### Your objective
Check each line for the string "this", then give only how many lines have it.

### Supplied records
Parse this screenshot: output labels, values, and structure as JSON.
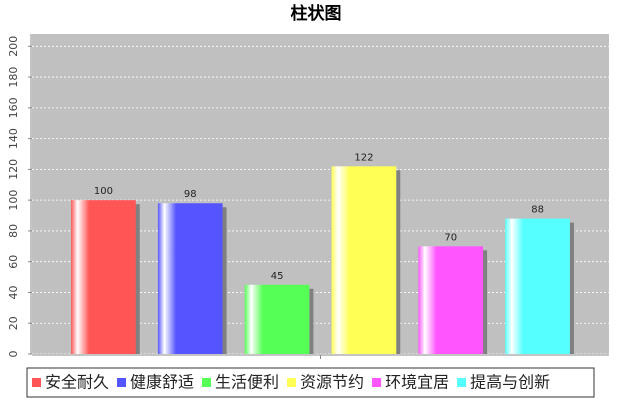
{
  "chart_data": {
    "type": "bar",
    "title": "柱状图",
    "categories": [
      null
    ],
    "series": [
      {
        "name": "安全耐久",
        "color": "#ff5555",
        "values": [
          100
        ]
      },
      {
        "name": "健康舒适",
        "color": "#5555ff",
        "values": [
          98
        ]
      },
      {
        "name": "生活便利",
        "color": "#55ff55",
        "values": [
          45
        ]
      },
      {
        "name": "资源节约",
        "color": "#ffff55",
        "values": [
          122
        ]
      },
      {
        "name": "环境宜居",
        "color": "#ff55ff",
        "values": [
          70
        ]
      },
      {
        "name": "提高与创新",
        "color": "#55ffff",
        "values": [
          88
        ]
      }
    ],
    "ylim": [
      0,
      208
    ],
    "yticks": [
      0,
      20,
      40,
      60,
      80,
      100,
      120,
      140,
      160,
      180,
      200
    ],
    "grid": true,
    "legend": "bottom"
  }
}
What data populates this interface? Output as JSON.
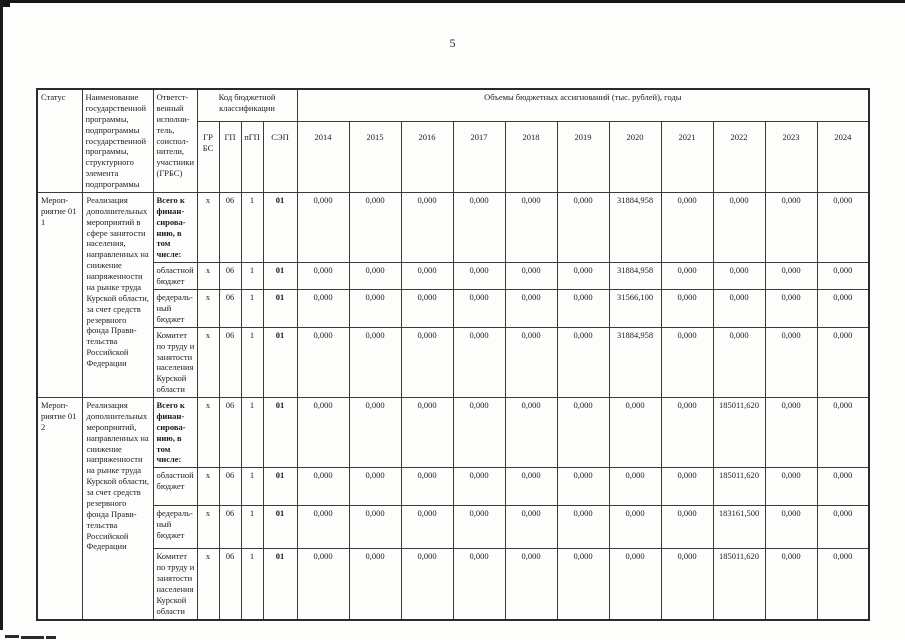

### Completed task
2